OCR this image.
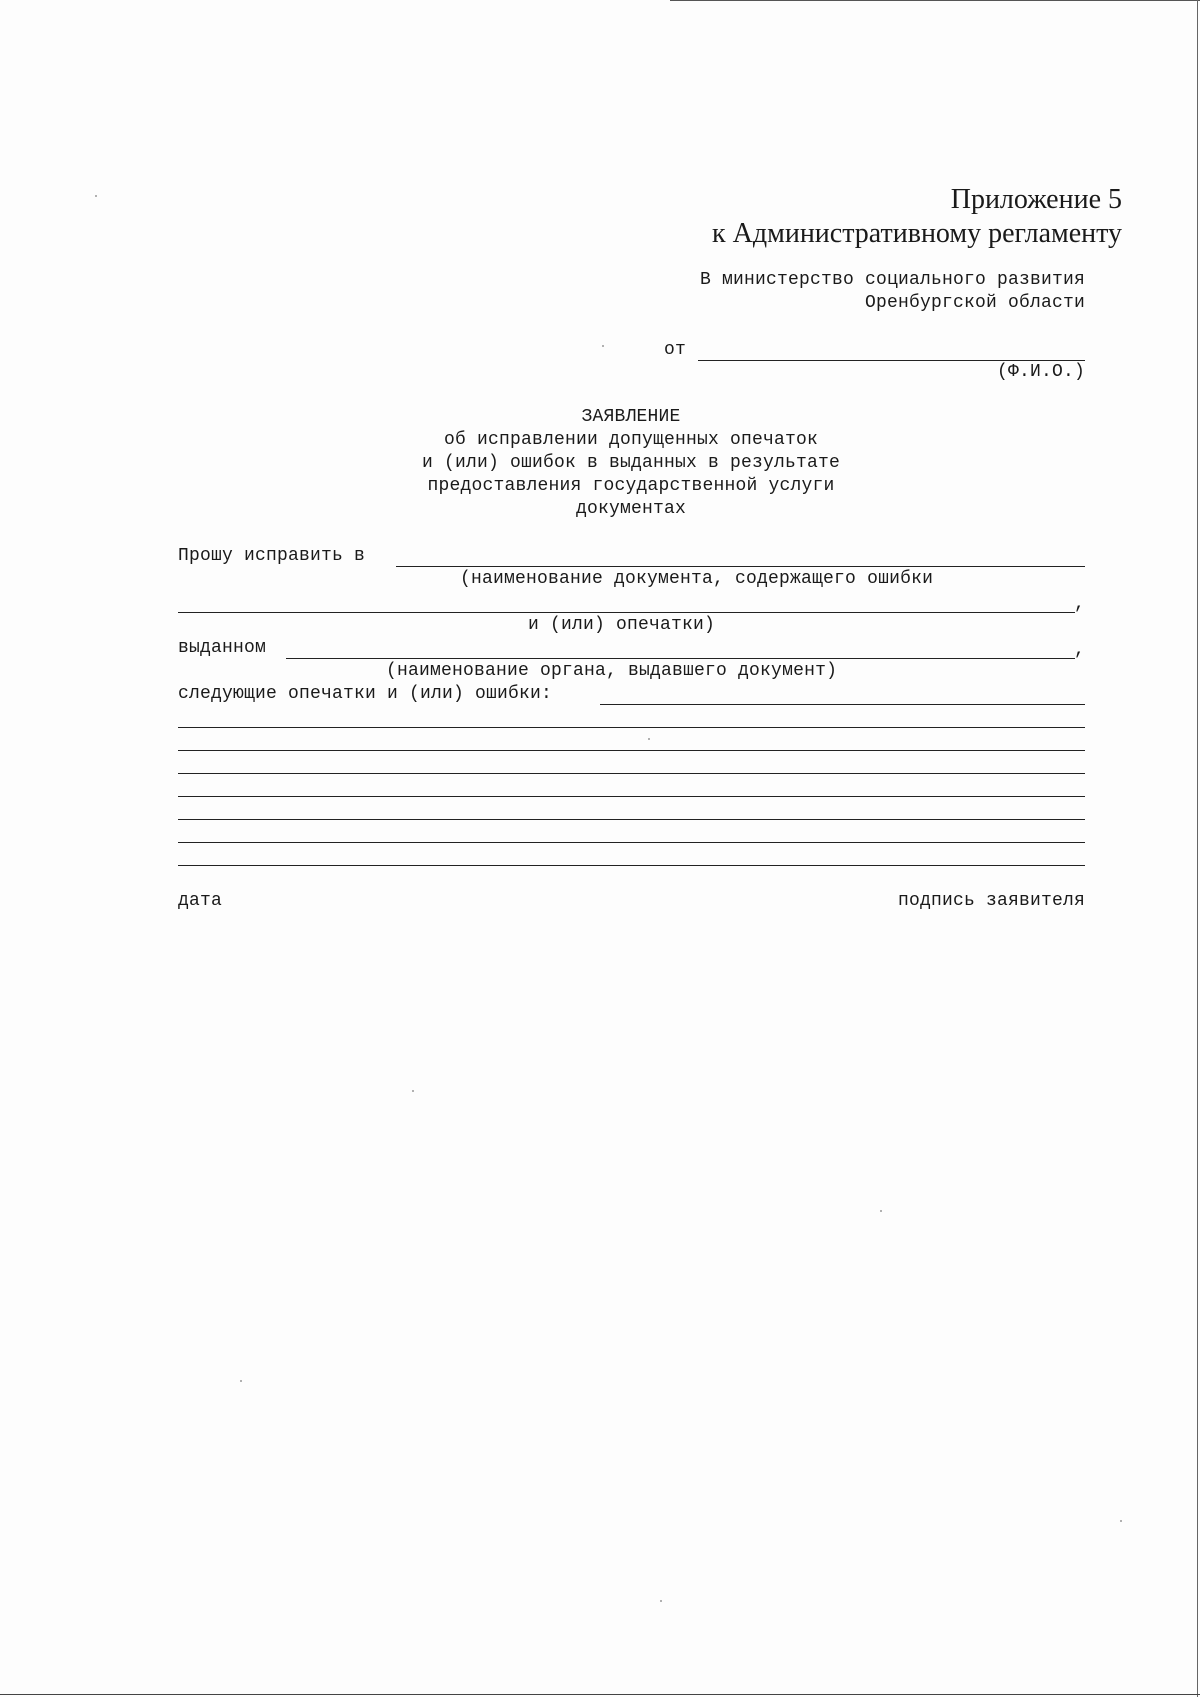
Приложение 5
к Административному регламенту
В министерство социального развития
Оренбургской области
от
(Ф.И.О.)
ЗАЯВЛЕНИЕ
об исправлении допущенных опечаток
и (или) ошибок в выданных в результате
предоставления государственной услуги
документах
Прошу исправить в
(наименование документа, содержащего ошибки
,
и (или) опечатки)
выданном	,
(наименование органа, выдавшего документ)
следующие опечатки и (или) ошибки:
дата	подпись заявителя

**Problem statement:**
Return all the entries word for word, but omit any pictures they contain.

**Right answer:**
OCR this image.
Приложение 5
к Административному регламенту
В министерство социального развития
Оренбургской области
от
(Ф.И.О.)
ЗАЯВЛЕНИЕ
об исправлении допущенных опечаток
и (или) ошибок в выданных в результате
предоставления государственной услуги
документах
Прошу исправить в
(наименование документа, содержащего ошибки
,
и (или) опечатки)
выданном	,
(наименование органа, выдавшего документ)
следующие опечатки и (или) ошибки:
дата	подпись заявителя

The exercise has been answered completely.